Exercise directions:
Report how many lines contain the word "tuning", with no other text.

Data in this exercise:
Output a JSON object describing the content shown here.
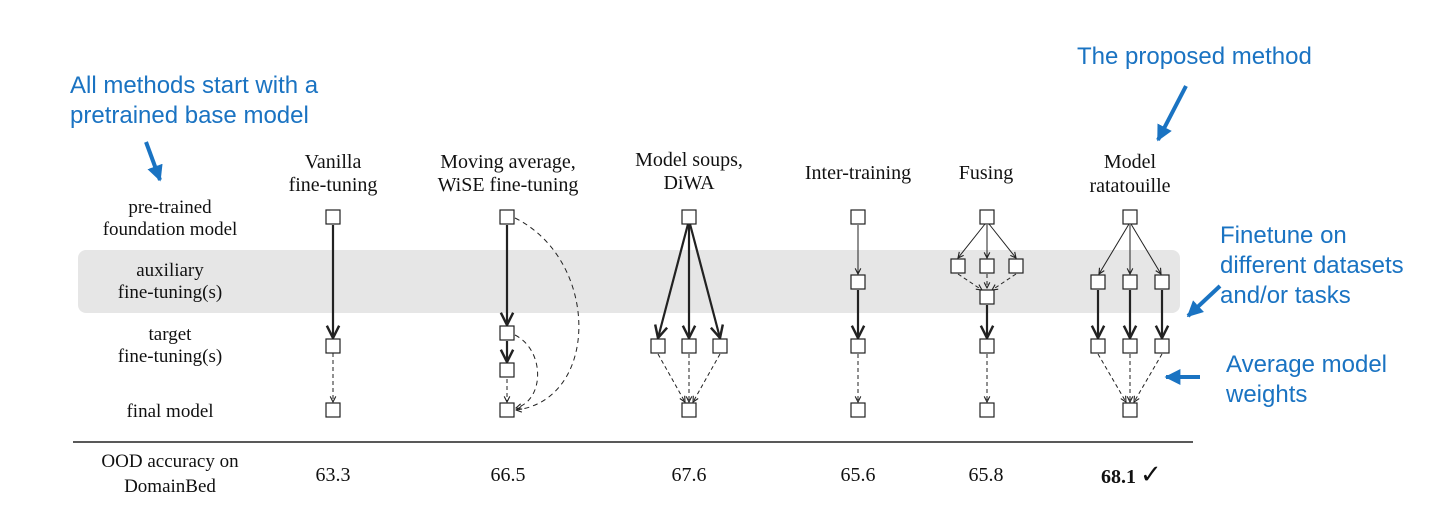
{
  "annotations": {
    "start": [
      "All methods start with a",
      "pretrained base model"
    ],
    "proposed": [
      "The proposed method"
    ],
    "finetune": [
      "Finetune on",
      "different datasets",
      "and/or tasks"
    ],
    "average": [
      "Average model",
      "weights"
    ]
  },
  "rows": {
    "pretrained": [
      "pre-trained",
      "foundation model"
    ],
    "auxiliary": [
      "auxiliary",
      "fine-tuning(s)"
    ],
    "target": [
      "target",
      "fine-tuning(s)"
    ],
    "final": [
      "final model"
    ]
  },
  "metric_label": [
    "OOD accuracy on",
    "DomainBed"
  ],
  "methods": [
    {
      "key": "vanilla",
      "name": [
        "Vanilla",
        "fine-tuning"
      ],
      "score": "63.3"
    },
    {
      "key": "moving",
      "name": [
        "Moving average,",
        "WiSE fine-tuning"
      ],
      "score": "66.5"
    },
    {
      "key": "soups",
      "name": [
        "Model soups,",
        "DiWA"
      ],
      "score": "67.6"
    },
    {
      "key": "inter",
      "name": [
        "Inter-training"
      ],
      "score": "65.6"
    },
    {
      "key": "fusing",
      "name": [
        "Fusing"
      ],
      "score": "65.8"
    },
    {
      "key": "ratatouille",
      "name": [
        "Model",
        "ratatouille"
      ],
      "score": "68.1",
      "best_mark": "✓"
    }
  ],
  "colors": {
    "annotation": "#1a73c2",
    "band": "#e6e6e6",
    "ink": "#222222"
  }
}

Answer:
4